**EXERCISE MATERIAL**.
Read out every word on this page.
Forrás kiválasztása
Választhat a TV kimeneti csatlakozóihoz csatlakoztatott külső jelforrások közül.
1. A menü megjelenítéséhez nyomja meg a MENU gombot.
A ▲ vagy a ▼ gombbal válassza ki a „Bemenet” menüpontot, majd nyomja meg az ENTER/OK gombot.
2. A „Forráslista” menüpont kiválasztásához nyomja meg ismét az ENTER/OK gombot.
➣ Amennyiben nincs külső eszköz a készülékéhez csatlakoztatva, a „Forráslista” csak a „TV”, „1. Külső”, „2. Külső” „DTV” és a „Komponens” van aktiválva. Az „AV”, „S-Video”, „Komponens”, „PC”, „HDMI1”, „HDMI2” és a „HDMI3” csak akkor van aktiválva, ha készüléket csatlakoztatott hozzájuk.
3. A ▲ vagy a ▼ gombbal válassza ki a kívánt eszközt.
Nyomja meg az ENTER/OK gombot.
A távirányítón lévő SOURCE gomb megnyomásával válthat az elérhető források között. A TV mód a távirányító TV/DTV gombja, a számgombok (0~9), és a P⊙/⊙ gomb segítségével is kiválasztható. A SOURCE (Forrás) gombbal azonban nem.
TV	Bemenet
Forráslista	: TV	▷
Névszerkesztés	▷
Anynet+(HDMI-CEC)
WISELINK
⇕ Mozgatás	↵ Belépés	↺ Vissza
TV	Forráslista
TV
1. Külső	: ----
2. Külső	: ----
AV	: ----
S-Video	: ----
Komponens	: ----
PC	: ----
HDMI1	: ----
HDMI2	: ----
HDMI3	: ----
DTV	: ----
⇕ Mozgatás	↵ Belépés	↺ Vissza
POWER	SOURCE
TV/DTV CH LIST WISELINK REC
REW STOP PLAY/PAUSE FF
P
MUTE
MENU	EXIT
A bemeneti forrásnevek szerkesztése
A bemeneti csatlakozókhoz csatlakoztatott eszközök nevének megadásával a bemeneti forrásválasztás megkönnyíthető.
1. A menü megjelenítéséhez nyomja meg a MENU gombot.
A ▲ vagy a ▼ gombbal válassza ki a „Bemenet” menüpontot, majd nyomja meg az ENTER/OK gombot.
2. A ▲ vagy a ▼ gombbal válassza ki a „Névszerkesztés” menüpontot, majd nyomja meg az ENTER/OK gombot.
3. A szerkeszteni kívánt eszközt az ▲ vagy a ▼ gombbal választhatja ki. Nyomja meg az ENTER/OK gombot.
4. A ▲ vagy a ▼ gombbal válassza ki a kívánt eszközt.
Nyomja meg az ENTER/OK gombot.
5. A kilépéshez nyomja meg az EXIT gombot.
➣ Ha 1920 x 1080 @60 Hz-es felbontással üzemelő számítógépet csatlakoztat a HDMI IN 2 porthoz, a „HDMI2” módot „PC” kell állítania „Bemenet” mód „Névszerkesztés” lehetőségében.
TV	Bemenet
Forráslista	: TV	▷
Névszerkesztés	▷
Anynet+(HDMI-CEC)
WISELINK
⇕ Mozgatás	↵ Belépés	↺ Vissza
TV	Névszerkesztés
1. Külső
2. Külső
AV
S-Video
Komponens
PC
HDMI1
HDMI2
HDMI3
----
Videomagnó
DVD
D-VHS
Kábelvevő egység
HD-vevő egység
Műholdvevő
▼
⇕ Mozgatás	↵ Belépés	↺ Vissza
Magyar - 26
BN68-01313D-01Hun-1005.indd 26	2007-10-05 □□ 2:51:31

**DIRECTIVE**.
Write out the entries above once more, without altering anything.

**RESPONSE**.
Read out every word on this page.
Forrás kiválasztása
Választhat a TV kimeneti csatlakozóihoz csatlakoztatott külső jelforrások közül.
1. A menü megjelenítéséhez nyomja meg a MENU gombot.
A ▲ vagy a ▼ gombbal válassza ki a „Bemenet” menüpontot, majd nyomja meg az ENTER/OK gombot.
2. A „Forráslista” menüpont kiválasztásához nyomja meg ismét az ENTER/OK gombot.
➣ Amennyiben nincs külső eszköz a készülékéhez csatlakoztatva, a „Forráslista” csak a „TV”, „1. Külső”, „2. Külső” „DTV” és a „Komponens” van aktiválva. Az „AV”, „S-Video”, „Komponens”, „PC”, „HDMI1”, „HDMI2” és a „HDMI3” csak akkor van aktiválva, ha készüléket csatlakoztatott hozzájuk.
3. A ▲ vagy a ▼ gombbal válassza ki a kívánt eszközt.
Nyomja meg az ENTER/OK gombot.
A távirányítón lévő SOURCE gomb megnyomásával válthat az elérhető források között. A TV mód a távirányító TV/DTV gombja, a számgombok (0~9), és a P⊙/⊙ gomb segítségével is kiválasztható. A SOURCE (Forrás) gombbal azonban nem.
TV	Bemenet
Forráslista	: TV	▷
Névszerkesztés	▷
Anynet+(HDMI-CEC)
WISELINK
⇕ Mozgatás	↵ Belépés	↺ Vissza
TV	Forráslista
TV
1. Külső	: ----
2. Külső	: ----
AV	: ----
S-Video	: ----
Komponens	: ----
PC	: ----
HDMI1	: ----
HDMI2	: ----
HDMI3	: ----
DTV	: ----
⇕ Mozgatás	↵ Belépés	↺ Vissza
POWER	SOURCE
TV/DTV CH LIST WISELINK REC
REW STOP PLAY/PAUSE FF
P
MUTE
MENU	EXIT
A bemeneti forrásnevek szerkesztése
A bemeneti csatlakozókhoz csatlakoztatott eszközök nevének megadásával a bemeneti forrásválasztás megkönnyíthető.
1. A menü megjelenítéséhez nyomja meg a MENU gombot.
A ▲ vagy a ▼ gombbal válassza ki a „Bemenet” menüpontot, majd nyomja meg az ENTER/OK gombot.
2. A ▲ vagy a ▼ gombbal válassza ki a „Névszerkesztés” menüpontot, majd nyomja meg az ENTER/OK gombot.
3. A szerkeszteni kívánt eszközt az ▲ vagy a ▼ gombbal választhatja ki. Nyomja meg az ENTER/OK gombot.
4. A ▲ vagy a ▼ gombbal válassza ki a kívánt eszközt.
Nyomja meg az ENTER/OK gombot.
5. A kilépéshez nyomja meg az EXIT gombot.
➣ Ha 1920 x 1080 @60 Hz-es felbontással üzemelő számítógépet csatlakoztat a HDMI IN 2 porthoz, a „HDMI2” módot „PC” kell állítania „Bemenet” mód „Névszerkesztés” lehetőségében.
TV	Bemenet
Forráslista	: TV	▷
Névszerkesztés	▷
Anynet+(HDMI-CEC)
WISELINK
⇕ Mozgatás	↵ Belépés	↺ Vissza
TV	Névszerkesztés
1. Külső
2. Külső
AV
S-Video
Komponens
PC
HDMI1
HDMI2
HDMI3
----
Videomagnó
DVD
D-VHS
Kábelvevő egység
HD-vevő egység
Műholdvevő
▼
⇕ Mozgatás	↵ Belépés	↺ Vissza
Magyar - 26
BN68-01313D-01Hun-1005.indd 26	2007-10-05 □□ 2:51:31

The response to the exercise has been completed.